BEGIN Dataset extract
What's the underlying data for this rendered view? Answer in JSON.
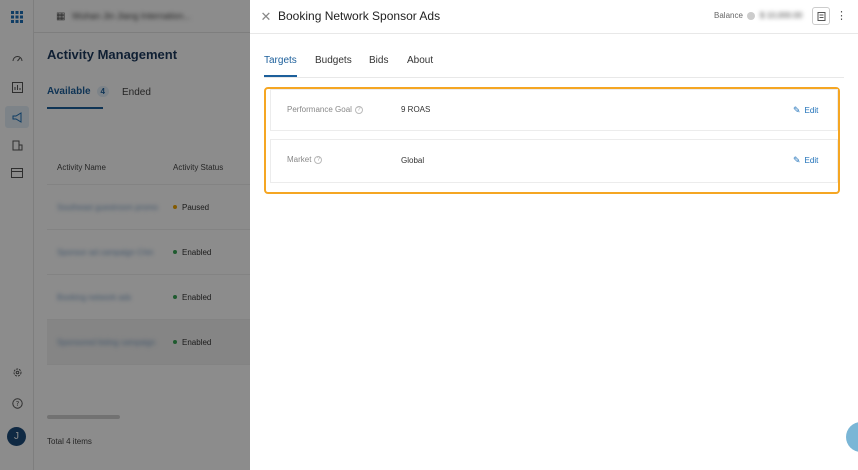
{
  "left_rail": {
    "icons": [
      "apps-grid-icon",
      "dashboard-icon",
      "report-icon",
      "campaign-icon",
      "building-icon",
      "billing-icon",
      "settings-icon",
      "help-icon"
    ],
    "avatar_initial": "J"
  },
  "topbar": {
    "company": "Wuhan Jin Jiang Internation..."
  },
  "main": {
    "title": "Activity Management",
    "tabs": {
      "available": "Available",
      "available_count": "4",
      "ended": "Ended"
    },
    "table": {
      "headers": {
        "name": "Activity Name",
        "status": "Activity Status"
      },
      "rows": [
        {
          "name": "Southeast guestroom promo",
          "status": "Paused"
        },
        {
          "name": "Sponsor ad campaign Chin",
          "status": "Enabled"
        },
        {
          "name": "Booking network ads",
          "status": "Enabled"
        },
        {
          "name": "Sponsored listing campaign",
          "status": "Enabled"
        }
      ]
    },
    "footer_total": "Total 4 items"
  },
  "drawer": {
    "title": "Booking Network Sponsor Ads",
    "balance_label": "Balance",
    "balance_value": "$ 10,000.00",
    "tabs": [
      "Targets",
      "Budgets",
      "Bids",
      "About"
    ],
    "rows": [
      {
        "label": "Performance Goal",
        "value": "9 ROAS",
        "edit": "Edit"
      },
      {
        "label": "Market",
        "value": "Global",
        "edit": "Edit"
      }
    ]
  },
  "colors": {
    "accent": "#1c5f9b",
    "highlight": "#f5a623",
    "paused": "#f0a500",
    "enabled": "#3aa757"
  }
}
END Dataset extract
Short problem: Leave the pictures out and copy the rest of the data exactly.

Worked solution:
What's the underlying data for this rendered view? Answer in JSON.
{
  "left_rail": {
    "icons": [
      "apps-grid-icon",
      "dashboard-icon",
      "report-icon",
      "campaign-icon",
      "building-icon",
      "billing-icon",
      "settings-icon",
      "help-icon"
    ],
    "avatar_initial": "J"
  },
  "topbar": {
    "company": "Wuhan Jin Jiang Internation..."
  },
  "main": {
    "title": "Activity Management",
    "tabs": {
      "available": "Available",
      "available_count": "4",
      "ended": "Ended"
    },
    "table": {
      "headers": {
        "name": "Activity Name",
        "status": "Activity Status"
      },
      "rows": [
        {
          "name": "Southeast guestroom promo",
          "status": "Paused"
        },
        {
          "name": "Sponsor ad campaign Chin",
          "status": "Enabled"
        },
        {
          "name": "Booking network ads",
          "status": "Enabled"
        },
        {
          "name": "Sponsored listing campaign",
          "status": "Enabled"
        }
      ]
    },
    "footer_total": "Total 4 items"
  },
  "drawer": {
    "title": "Booking Network Sponsor Ads",
    "balance_label": "Balance",
    "balance_value": "$ 10,000.00",
    "tabs": [
      "Targets",
      "Budgets",
      "Bids",
      "About"
    ],
    "rows": [
      {
        "label": "Performance Goal",
        "value": "9 ROAS",
        "edit": "Edit"
      },
      {
        "label": "Market",
        "value": "Global",
        "edit": "Edit"
      }
    ]
  },
  "colors": {
    "accent": "#1c5f9b",
    "highlight": "#f5a623",
    "paused": "#f0a500",
    "enabled": "#3aa757"
  }
}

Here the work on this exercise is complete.